● **GOAL OF THE EXERCISE**: Of all the lines in these entries, how many contain the string "this"? Give only that count.

Entries with figure data
start

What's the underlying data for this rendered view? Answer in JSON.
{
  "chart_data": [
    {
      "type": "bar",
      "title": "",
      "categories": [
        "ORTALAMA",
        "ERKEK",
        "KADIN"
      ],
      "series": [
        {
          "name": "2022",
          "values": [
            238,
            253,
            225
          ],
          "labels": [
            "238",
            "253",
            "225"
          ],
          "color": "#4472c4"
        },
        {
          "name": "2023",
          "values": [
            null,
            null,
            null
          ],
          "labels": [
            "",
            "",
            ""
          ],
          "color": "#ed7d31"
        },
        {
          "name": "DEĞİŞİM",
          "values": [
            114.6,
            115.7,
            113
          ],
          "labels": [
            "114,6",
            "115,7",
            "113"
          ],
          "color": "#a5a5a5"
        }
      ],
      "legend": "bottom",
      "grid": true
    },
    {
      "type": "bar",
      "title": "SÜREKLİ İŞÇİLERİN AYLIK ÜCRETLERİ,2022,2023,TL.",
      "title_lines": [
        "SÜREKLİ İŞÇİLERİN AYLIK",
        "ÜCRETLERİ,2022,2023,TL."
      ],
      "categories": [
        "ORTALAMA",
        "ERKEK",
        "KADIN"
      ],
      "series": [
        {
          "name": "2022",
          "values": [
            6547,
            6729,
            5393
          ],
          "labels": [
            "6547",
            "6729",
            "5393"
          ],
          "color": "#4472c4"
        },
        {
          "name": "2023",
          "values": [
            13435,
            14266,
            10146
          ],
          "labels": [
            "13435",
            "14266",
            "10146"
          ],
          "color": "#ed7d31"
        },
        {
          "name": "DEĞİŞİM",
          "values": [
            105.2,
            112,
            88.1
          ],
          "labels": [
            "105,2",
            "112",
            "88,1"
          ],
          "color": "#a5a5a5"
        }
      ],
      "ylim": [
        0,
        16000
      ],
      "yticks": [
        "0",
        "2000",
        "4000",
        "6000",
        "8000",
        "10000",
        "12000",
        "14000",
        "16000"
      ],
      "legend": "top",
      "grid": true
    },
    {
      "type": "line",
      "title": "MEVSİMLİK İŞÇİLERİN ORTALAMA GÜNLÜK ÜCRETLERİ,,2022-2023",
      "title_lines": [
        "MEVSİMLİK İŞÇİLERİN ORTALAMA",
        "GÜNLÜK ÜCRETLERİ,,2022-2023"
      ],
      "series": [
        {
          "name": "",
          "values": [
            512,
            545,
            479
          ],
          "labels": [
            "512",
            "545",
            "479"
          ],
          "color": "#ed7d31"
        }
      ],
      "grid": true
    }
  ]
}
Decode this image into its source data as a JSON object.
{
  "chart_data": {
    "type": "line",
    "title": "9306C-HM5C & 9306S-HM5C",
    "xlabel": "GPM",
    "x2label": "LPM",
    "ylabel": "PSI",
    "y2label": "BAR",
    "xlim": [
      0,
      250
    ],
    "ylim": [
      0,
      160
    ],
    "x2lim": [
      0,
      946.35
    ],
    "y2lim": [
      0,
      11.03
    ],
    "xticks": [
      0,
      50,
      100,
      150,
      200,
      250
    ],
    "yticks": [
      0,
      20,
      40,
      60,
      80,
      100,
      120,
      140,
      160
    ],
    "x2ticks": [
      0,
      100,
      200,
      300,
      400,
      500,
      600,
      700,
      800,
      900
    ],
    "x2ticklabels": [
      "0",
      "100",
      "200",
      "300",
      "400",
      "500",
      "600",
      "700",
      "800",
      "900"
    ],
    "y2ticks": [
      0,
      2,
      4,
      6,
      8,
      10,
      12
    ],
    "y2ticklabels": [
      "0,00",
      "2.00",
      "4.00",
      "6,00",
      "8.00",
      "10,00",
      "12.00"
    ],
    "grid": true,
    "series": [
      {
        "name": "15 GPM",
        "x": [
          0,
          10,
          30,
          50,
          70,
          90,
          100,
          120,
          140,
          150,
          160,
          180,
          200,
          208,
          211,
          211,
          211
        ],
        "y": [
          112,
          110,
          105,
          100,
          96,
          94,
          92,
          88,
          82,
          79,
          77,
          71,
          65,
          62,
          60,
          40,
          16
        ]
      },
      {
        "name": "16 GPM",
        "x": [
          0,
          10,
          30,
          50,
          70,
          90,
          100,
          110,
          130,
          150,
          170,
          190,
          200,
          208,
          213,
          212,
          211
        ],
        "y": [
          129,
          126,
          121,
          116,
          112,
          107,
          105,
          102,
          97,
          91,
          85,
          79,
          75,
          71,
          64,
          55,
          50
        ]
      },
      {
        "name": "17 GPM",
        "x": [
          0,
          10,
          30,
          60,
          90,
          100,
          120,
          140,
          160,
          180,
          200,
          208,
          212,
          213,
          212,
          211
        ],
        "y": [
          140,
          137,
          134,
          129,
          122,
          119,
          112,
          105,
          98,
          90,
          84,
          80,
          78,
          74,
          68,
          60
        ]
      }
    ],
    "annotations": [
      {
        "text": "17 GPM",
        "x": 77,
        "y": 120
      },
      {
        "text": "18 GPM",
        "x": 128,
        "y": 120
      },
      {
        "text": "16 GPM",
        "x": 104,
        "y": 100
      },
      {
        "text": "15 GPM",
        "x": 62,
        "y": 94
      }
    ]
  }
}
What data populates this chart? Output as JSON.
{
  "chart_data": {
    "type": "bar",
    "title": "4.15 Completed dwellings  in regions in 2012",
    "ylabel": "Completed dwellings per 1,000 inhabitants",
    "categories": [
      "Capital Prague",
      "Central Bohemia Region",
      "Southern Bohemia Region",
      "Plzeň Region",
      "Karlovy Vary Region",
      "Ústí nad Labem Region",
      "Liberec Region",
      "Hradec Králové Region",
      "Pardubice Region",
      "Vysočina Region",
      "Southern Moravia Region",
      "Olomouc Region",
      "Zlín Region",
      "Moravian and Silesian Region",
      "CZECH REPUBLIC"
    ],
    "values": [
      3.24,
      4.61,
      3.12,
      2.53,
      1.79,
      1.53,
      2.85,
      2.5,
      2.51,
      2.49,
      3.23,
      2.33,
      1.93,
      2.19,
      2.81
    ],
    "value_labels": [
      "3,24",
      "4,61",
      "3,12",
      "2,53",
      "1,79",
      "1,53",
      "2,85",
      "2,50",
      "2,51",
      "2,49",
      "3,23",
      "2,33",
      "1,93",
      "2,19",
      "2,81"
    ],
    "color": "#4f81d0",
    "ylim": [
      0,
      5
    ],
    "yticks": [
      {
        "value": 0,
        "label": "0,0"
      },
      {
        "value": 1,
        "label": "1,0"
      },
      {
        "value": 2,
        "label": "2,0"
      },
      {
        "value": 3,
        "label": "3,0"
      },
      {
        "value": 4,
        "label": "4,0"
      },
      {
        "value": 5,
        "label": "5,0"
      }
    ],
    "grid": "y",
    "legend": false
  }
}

end

● **RESULT OF THE EXERCISE**: 3